REQUEST: Quote every line below exactly as it reads.
════════
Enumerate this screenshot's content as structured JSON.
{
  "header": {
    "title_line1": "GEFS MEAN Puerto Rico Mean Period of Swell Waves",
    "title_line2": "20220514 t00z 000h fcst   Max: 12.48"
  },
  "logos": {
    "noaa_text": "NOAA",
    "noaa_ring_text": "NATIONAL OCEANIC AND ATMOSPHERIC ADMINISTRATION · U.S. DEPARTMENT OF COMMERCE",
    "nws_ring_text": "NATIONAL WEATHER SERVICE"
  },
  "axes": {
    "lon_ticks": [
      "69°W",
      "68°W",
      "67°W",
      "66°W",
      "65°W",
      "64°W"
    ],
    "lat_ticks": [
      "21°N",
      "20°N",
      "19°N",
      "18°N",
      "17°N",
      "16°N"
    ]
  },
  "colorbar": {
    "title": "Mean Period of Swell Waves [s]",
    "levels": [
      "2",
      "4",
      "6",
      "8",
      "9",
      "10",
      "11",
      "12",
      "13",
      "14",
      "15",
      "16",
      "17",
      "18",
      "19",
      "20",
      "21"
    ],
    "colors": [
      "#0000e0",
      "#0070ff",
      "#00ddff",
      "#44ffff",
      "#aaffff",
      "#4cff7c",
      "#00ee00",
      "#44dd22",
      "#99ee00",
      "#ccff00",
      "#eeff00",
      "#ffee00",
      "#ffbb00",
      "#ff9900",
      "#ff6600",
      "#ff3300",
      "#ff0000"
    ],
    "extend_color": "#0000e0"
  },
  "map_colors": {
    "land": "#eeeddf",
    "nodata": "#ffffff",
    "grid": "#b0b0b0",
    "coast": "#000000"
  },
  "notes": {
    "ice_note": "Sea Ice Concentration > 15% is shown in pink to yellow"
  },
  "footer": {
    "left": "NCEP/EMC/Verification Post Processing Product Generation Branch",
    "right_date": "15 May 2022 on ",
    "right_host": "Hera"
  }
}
════════
SOLUTION FOR THIS PROBLEM:
Enumerate this screenshot's content as structured JSON.
{
  "header": {
    "title_line1": "GEFS MEAN Puerto Rico Mean Period of Swell Waves",
    "title_line2": "20220514 t00z 000h fcst   Max: 12.48"
  },
  "logos": {
    "noaa_text": "NOAA",
    "noaa_ring_text": "NATIONAL OCEANIC AND ATMOSPHERIC ADMINISTRATION · U.S. DEPARTMENT OF COMMERCE",
    "nws_ring_text": "NATIONAL WEATHER SERVICE"
  },
  "axes": {
    "lon_ticks": [
      "69°W",
      "68°W",
      "67°W",
      "66°W",
      "65°W",
      "64°W"
    ],
    "lat_ticks": [
      "21°N",
      "20°N",
      "19°N",
      "18°N",
      "17°N",
      "16°N"
    ]
  },
  "colorbar": {
    "title": "Mean Period of Swell Waves [s]",
    "levels": [
      "2",
      "4",
      "6",
      "8",
      "9",
      "10",
      "11",
      "12",
      "13",
      "14",
      "15",
      "16",
      "17",
      "18",
      "19",
      "20",
      "21"
    ],
    "colors": [
      "#0000e0",
      "#0070ff",
      "#00ddff",
      "#44ffff",
      "#aaffff",
      "#4cff7c",
      "#00ee00",
      "#44dd22",
      "#99ee00",
      "#ccff00",
      "#eeff00",
      "#ffee00",
      "#ffbb00",
      "#ff9900",
      "#ff6600",
      "#ff3300",
      "#ff0000"
    ],
    "extend_color": "#0000e0"
  },
  "map_colors": {
    "land": "#eeeddf",
    "nodata": "#ffffff",
    "grid": "#b0b0b0",
    "coast": "#000000"
  },
  "notes": {
    "ice_note": "Sea Ice Concentration > 15% is shown in pink to yellow"
  },
  "footer": {
    "left": "NCEP/EMC/Verification Post Processing Product Generation Branch",
    "right_date": "15 May 2022 on ",
    "right_host": "Hera"
  }
}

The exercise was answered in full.